> _Set task_
Scan the material and copy every line in which "text" appears.

+ + +

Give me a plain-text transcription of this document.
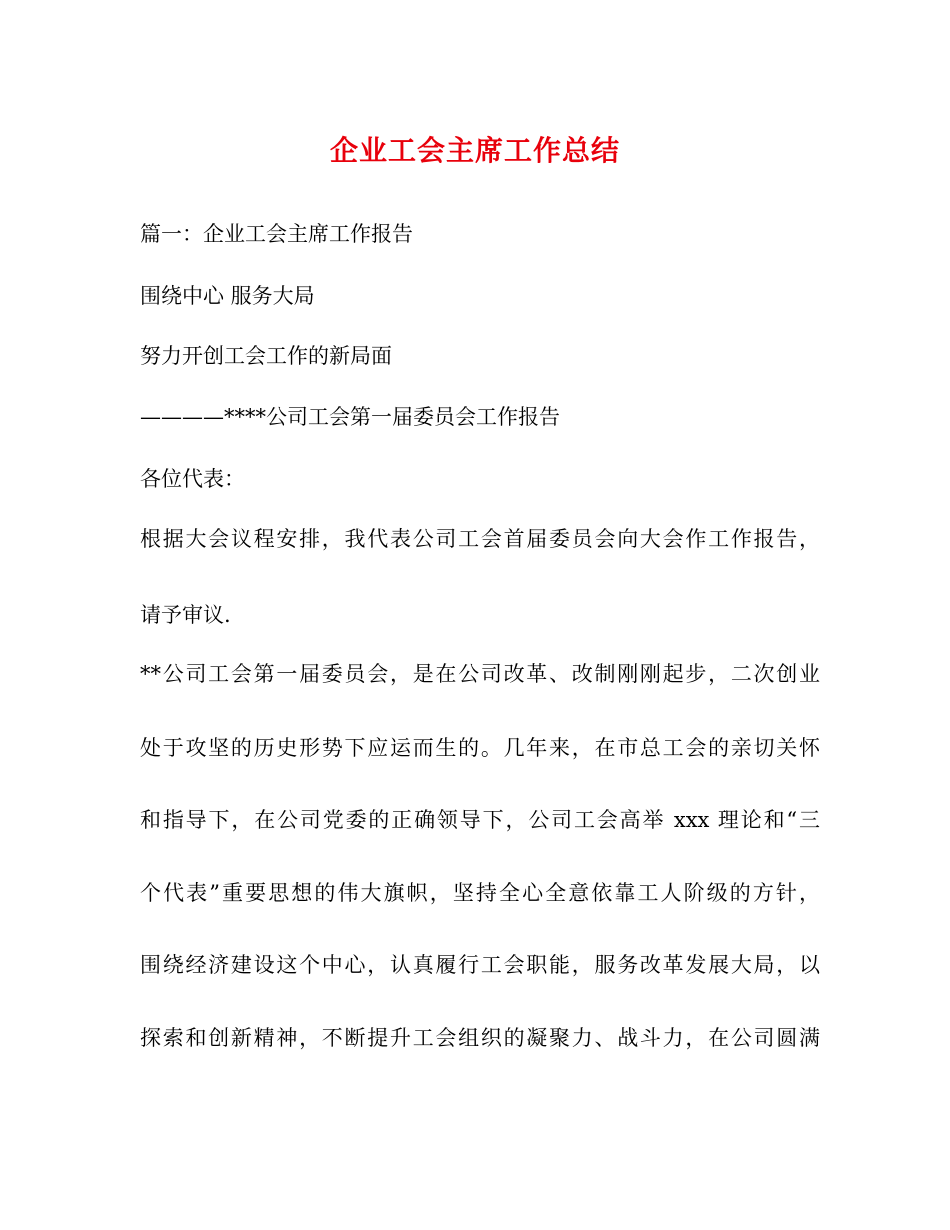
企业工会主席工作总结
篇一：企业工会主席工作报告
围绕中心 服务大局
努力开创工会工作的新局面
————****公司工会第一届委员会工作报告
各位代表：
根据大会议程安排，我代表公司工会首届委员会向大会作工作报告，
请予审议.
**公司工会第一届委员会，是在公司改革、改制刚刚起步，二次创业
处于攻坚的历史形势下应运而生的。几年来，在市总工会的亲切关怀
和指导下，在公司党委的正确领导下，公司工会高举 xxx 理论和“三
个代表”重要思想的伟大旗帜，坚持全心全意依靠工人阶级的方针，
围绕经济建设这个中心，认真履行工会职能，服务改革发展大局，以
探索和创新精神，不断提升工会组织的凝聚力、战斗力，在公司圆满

+ + +

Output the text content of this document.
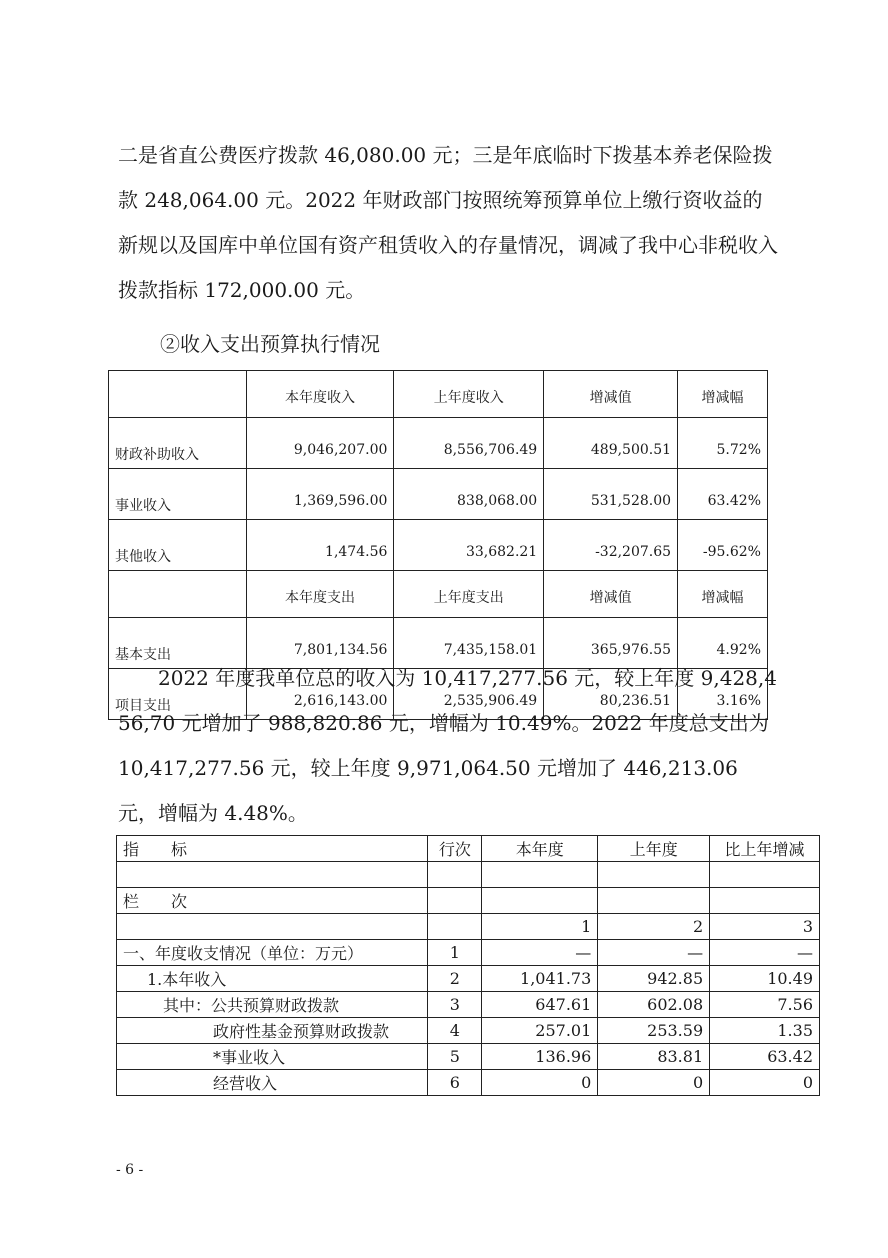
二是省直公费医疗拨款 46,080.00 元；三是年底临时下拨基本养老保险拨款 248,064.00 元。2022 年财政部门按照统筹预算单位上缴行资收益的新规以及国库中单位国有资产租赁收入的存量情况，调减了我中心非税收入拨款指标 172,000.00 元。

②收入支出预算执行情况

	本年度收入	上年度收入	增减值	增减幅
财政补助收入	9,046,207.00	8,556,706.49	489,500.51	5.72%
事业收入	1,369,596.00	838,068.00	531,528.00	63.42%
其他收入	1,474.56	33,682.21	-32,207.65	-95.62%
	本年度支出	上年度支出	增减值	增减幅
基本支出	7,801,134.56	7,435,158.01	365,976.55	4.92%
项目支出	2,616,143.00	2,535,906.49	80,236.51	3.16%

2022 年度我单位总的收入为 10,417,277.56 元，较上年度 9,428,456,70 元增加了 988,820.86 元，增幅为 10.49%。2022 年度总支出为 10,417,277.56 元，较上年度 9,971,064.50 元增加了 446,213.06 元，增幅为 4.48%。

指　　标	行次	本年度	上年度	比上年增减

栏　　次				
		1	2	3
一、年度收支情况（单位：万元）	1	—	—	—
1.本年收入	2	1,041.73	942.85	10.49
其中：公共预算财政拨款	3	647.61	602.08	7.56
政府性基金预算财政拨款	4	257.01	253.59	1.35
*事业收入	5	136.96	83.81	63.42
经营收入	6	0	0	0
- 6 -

+ + +

> _Written solution_
Give me a plain-text transcription of this document.
Output the text content of this document.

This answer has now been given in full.